### Your goal
Read through the entries below and return each line with the word "School".

====== Supplied material ======

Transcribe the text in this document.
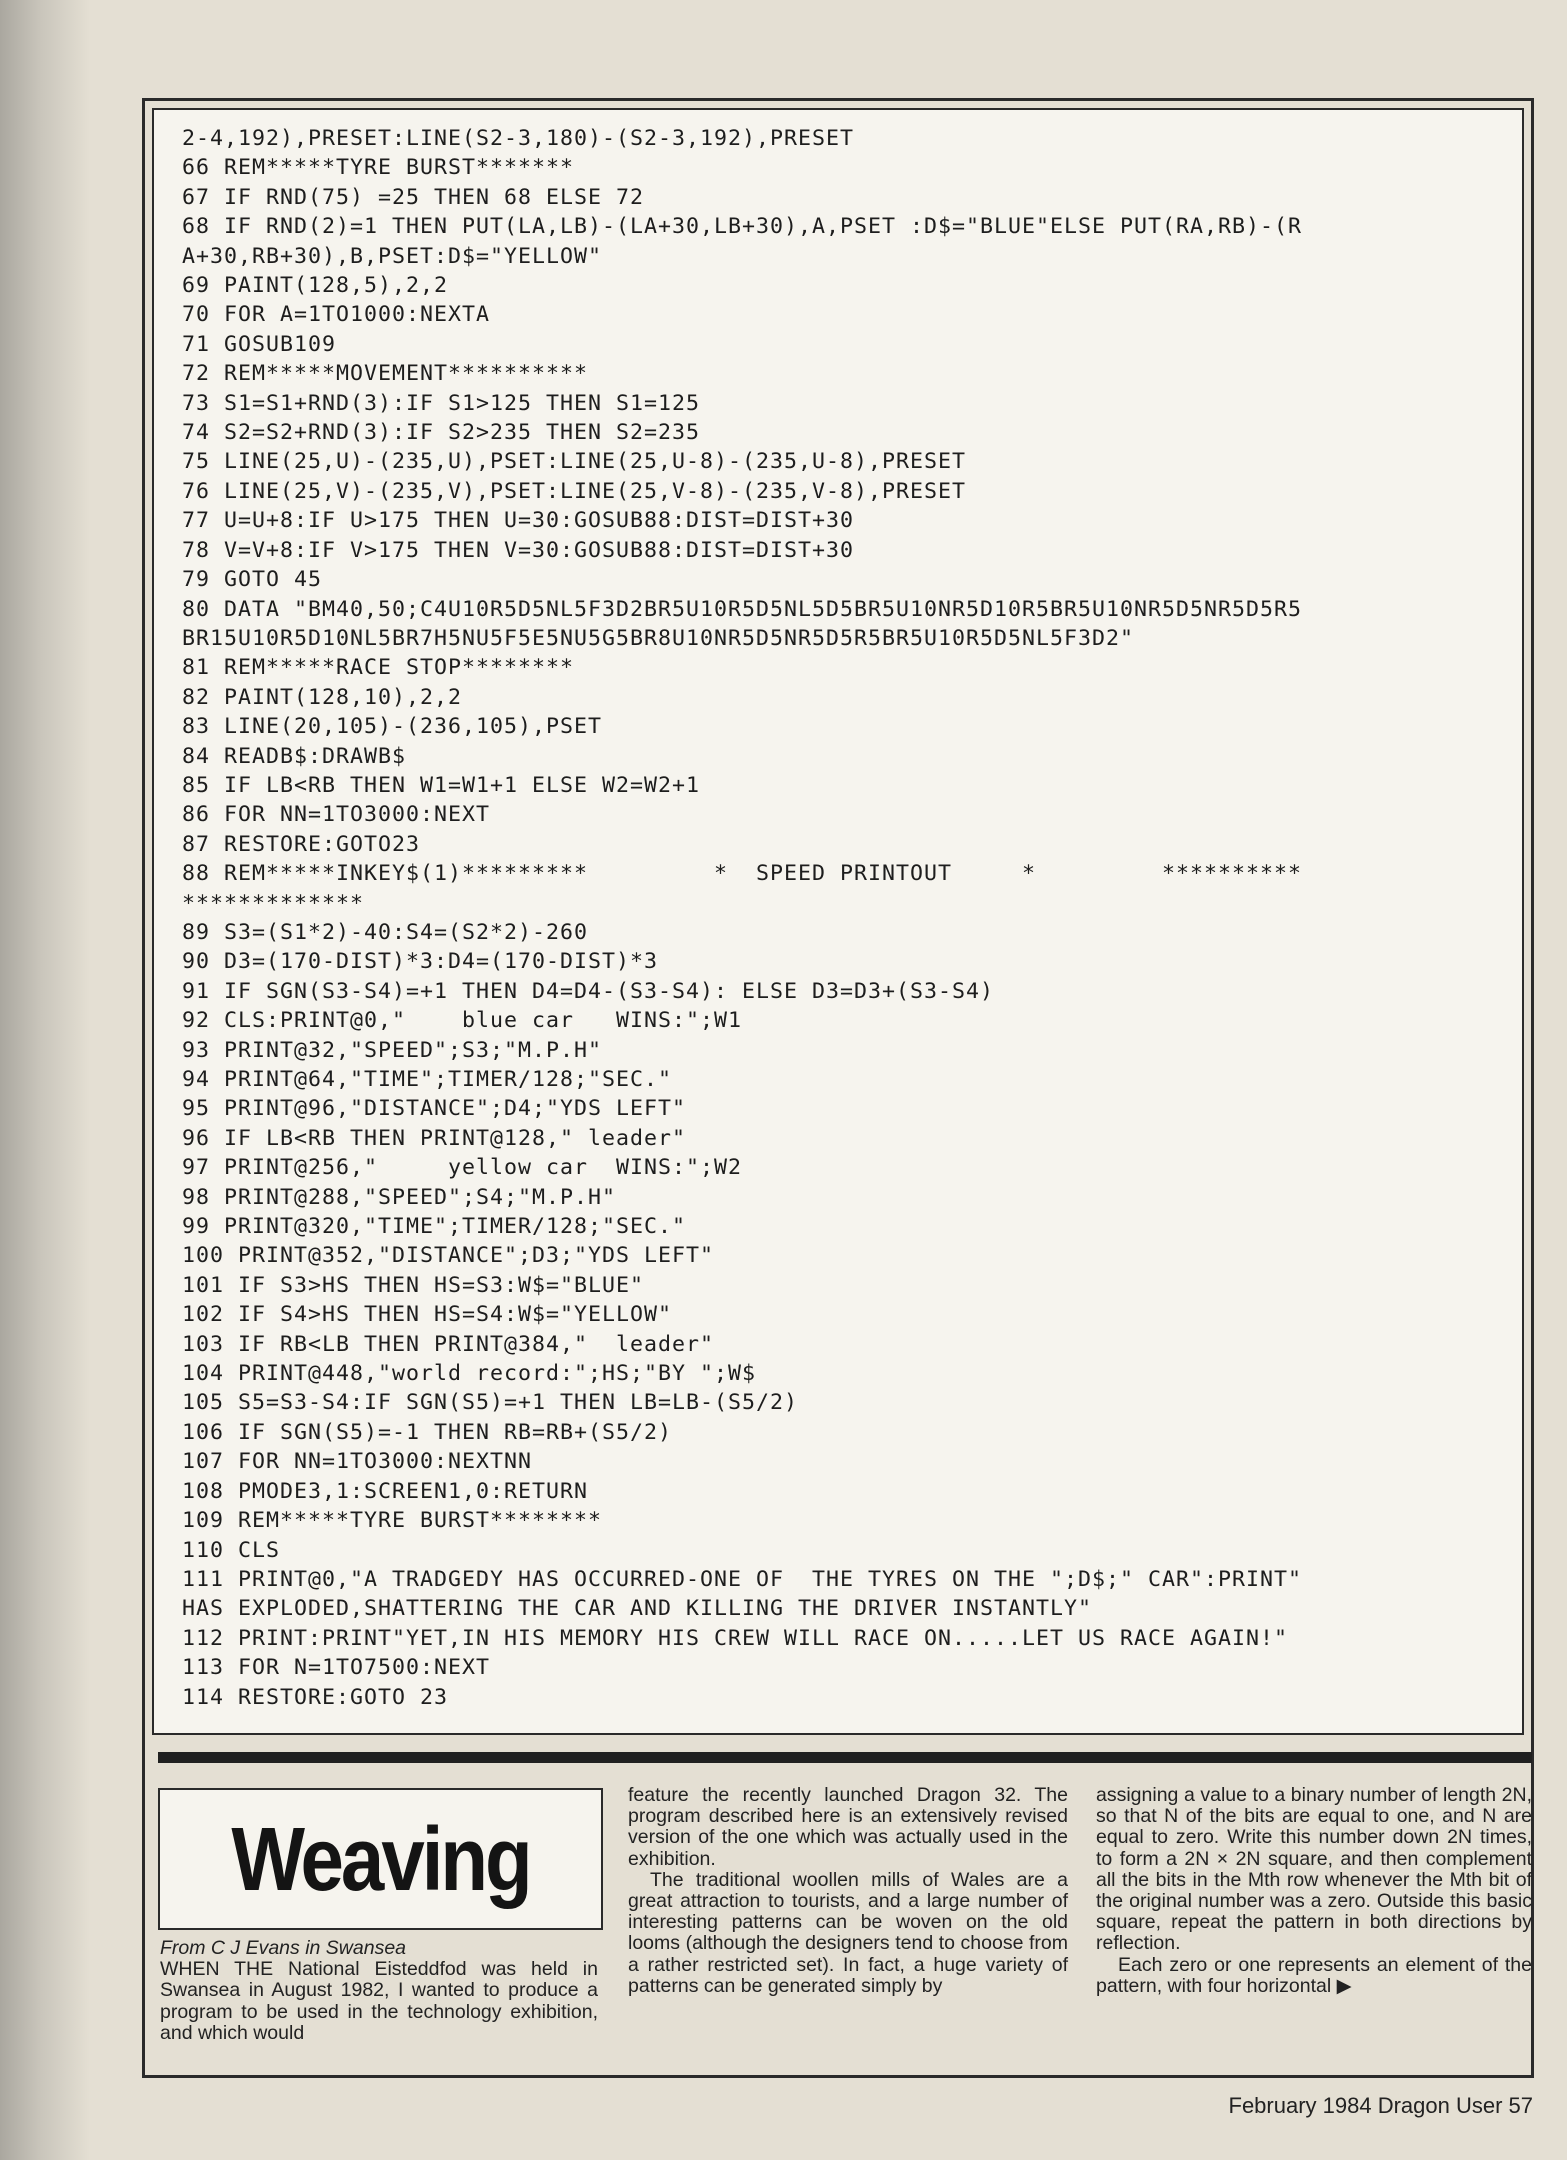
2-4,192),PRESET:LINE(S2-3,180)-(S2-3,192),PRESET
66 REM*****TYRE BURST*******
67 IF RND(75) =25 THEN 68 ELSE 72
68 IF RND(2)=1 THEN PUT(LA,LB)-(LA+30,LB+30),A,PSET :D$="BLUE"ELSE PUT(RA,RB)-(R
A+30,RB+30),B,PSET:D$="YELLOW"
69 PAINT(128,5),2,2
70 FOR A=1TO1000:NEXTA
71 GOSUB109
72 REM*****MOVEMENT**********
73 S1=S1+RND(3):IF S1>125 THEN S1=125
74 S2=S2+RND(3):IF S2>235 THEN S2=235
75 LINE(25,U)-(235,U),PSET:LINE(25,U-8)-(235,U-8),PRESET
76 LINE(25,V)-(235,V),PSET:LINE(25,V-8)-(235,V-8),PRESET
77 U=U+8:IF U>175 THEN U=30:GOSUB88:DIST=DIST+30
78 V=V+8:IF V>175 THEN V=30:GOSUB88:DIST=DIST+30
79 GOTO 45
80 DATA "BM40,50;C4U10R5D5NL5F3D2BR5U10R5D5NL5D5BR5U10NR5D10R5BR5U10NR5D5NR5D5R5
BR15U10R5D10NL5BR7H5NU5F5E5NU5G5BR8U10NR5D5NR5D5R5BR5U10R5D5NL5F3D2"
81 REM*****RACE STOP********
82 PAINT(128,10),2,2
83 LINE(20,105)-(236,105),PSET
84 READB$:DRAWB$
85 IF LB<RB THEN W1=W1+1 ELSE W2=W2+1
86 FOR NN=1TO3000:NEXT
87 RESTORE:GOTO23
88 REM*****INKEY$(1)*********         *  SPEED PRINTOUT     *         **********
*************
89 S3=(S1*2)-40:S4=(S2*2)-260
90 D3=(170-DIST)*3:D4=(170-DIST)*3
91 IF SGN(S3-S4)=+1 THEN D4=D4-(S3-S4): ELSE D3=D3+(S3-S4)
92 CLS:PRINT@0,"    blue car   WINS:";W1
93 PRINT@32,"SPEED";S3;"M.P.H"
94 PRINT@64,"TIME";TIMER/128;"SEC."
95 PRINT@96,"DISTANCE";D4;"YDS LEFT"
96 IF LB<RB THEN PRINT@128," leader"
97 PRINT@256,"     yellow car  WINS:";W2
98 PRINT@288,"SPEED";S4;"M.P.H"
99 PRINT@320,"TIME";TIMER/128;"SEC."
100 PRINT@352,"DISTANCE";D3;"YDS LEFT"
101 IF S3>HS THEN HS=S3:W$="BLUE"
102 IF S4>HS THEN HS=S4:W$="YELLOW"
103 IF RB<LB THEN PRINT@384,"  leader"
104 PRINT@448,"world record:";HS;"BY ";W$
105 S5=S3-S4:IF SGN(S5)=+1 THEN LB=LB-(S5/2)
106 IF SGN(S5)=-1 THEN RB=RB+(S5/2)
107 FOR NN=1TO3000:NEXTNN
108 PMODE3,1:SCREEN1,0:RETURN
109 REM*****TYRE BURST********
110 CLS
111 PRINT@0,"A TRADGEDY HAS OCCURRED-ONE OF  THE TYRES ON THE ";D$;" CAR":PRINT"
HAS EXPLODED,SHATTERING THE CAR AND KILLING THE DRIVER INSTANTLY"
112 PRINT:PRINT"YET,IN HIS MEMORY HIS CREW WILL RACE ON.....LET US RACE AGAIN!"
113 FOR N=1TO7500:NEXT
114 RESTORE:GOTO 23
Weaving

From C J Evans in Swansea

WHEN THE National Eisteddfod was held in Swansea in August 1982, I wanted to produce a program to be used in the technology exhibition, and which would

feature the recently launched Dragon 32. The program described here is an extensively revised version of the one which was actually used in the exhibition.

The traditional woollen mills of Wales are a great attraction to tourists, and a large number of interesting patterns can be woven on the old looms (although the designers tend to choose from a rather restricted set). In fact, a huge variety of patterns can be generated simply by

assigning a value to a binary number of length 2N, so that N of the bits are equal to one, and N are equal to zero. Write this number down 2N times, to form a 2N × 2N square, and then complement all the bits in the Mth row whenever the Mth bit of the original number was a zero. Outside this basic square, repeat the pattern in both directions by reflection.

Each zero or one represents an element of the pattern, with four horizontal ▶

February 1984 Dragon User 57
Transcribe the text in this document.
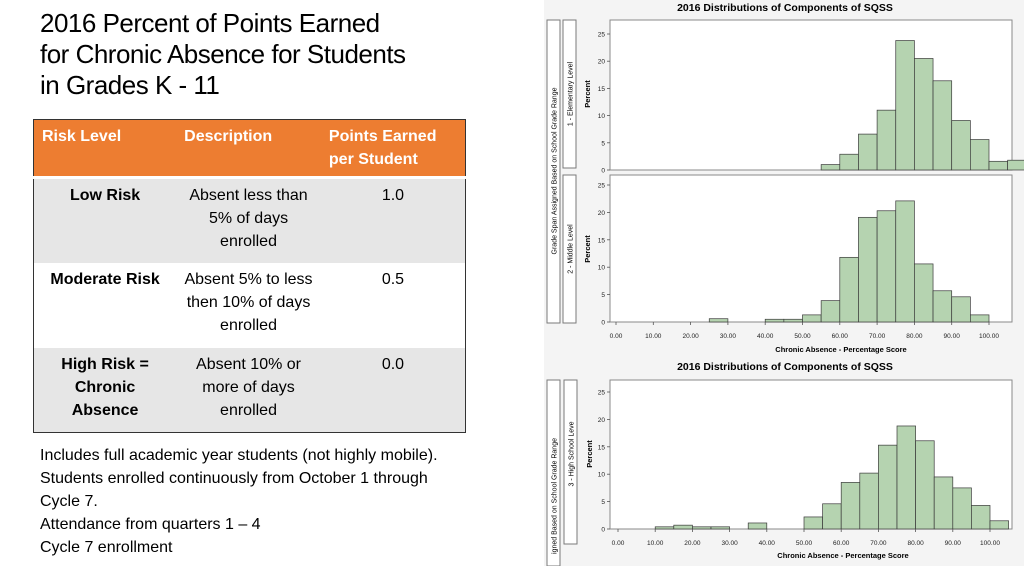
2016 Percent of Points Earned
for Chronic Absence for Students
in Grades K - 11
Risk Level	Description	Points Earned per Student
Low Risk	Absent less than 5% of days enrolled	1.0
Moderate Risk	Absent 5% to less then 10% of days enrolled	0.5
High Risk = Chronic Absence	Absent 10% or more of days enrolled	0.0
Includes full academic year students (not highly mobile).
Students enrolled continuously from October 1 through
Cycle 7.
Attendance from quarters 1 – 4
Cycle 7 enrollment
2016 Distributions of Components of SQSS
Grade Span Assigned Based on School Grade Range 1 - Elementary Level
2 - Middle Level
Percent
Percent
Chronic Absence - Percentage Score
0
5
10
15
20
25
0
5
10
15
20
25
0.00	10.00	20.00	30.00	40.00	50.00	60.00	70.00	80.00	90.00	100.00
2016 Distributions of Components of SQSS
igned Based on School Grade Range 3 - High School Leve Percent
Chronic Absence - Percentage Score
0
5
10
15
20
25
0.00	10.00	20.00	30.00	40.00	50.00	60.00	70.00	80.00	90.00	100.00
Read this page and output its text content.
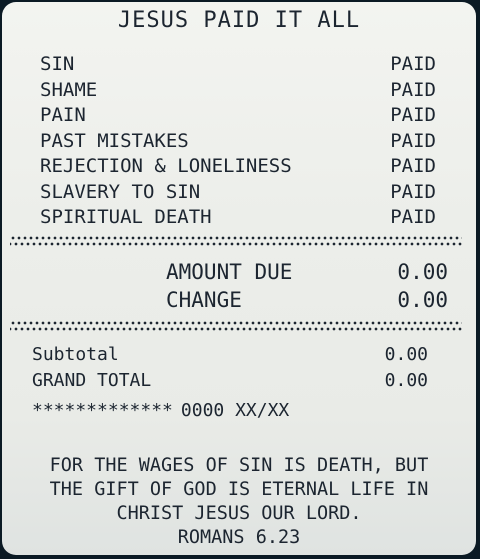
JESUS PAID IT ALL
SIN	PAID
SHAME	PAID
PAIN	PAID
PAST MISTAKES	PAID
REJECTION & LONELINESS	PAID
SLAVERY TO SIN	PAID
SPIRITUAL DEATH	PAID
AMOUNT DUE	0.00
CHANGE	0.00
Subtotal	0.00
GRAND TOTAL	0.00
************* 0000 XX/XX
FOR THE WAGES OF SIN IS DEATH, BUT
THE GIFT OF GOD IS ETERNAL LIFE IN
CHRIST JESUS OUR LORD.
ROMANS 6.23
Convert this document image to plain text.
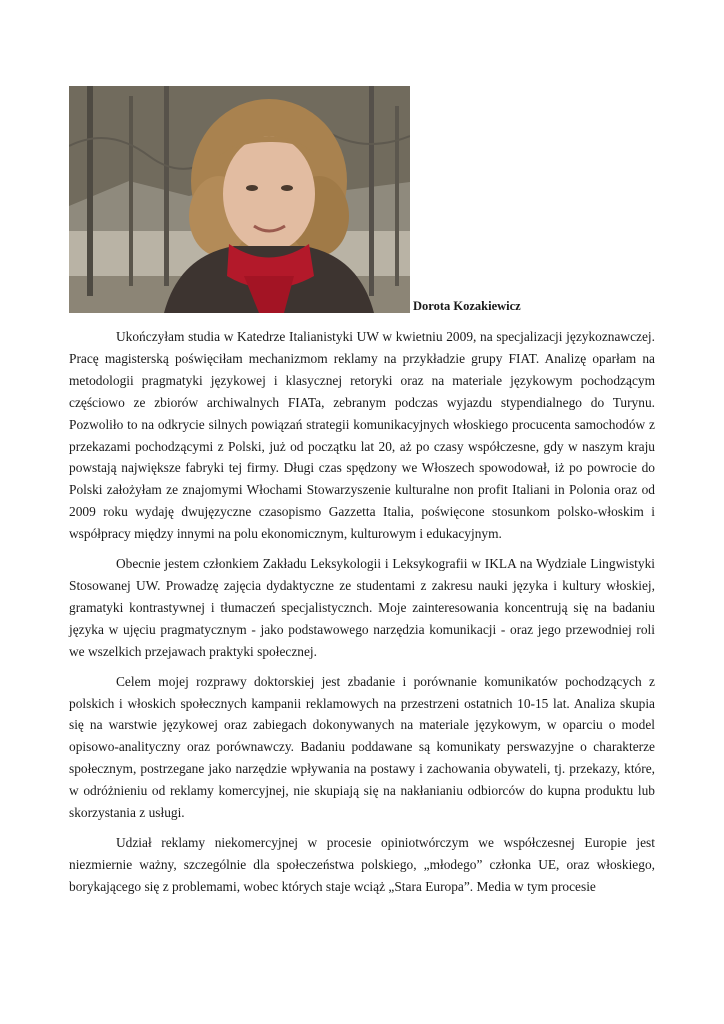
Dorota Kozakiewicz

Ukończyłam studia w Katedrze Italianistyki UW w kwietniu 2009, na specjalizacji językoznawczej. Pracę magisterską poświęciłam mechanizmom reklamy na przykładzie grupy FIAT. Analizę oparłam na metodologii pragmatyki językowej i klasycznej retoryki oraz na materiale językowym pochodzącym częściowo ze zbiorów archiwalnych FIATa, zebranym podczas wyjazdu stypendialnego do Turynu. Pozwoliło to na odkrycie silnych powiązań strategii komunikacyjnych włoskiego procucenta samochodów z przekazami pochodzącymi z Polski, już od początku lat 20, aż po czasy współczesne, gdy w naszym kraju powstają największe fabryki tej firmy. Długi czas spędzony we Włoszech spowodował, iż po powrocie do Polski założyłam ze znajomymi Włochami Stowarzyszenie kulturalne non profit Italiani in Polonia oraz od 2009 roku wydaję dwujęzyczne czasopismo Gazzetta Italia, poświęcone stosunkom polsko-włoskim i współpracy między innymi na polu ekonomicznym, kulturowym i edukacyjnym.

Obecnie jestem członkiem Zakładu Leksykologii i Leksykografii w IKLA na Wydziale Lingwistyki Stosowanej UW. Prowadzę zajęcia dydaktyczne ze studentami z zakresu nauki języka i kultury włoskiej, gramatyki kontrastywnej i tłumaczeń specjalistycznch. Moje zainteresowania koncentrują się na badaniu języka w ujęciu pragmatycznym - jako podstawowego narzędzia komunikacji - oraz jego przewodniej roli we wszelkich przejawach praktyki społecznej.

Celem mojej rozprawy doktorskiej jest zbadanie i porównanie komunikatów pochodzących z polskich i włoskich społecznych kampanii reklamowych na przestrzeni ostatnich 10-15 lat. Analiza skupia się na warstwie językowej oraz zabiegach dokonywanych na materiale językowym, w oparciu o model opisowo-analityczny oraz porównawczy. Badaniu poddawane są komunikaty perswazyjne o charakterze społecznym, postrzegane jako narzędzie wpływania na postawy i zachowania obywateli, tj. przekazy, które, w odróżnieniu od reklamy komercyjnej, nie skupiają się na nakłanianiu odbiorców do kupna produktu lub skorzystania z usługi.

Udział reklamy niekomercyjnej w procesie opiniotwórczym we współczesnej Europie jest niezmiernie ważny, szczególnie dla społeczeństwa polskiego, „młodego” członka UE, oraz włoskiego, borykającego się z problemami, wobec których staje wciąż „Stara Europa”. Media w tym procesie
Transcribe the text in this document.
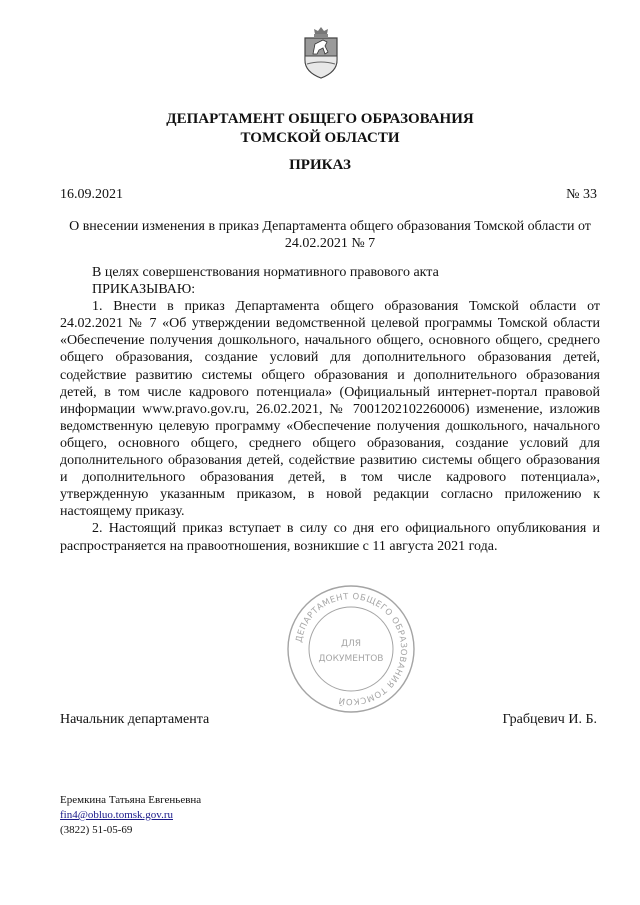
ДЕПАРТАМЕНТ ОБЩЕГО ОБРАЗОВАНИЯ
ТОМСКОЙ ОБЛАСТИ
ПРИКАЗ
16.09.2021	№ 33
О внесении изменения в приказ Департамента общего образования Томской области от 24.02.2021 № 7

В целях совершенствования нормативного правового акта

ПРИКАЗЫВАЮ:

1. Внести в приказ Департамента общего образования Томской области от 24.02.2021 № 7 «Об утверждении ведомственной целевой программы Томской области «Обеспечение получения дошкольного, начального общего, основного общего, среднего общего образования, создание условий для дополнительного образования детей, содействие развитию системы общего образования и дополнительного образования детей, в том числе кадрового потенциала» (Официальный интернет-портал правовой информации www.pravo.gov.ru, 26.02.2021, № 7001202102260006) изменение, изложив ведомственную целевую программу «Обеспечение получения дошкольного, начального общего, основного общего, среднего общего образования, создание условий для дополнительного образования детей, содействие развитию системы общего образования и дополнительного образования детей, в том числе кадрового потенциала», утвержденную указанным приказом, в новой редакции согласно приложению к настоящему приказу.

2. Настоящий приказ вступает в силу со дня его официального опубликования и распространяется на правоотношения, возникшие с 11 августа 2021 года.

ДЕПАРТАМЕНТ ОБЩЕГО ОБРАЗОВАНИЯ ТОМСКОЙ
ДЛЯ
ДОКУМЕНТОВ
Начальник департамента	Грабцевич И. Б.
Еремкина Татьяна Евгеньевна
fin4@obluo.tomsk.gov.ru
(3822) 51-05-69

======

### Completed exercise
Grade Span Assigned Based on School Grade Range 1 - Elementary Level
igned Based on School Grade Range 3 - High School Leve Percent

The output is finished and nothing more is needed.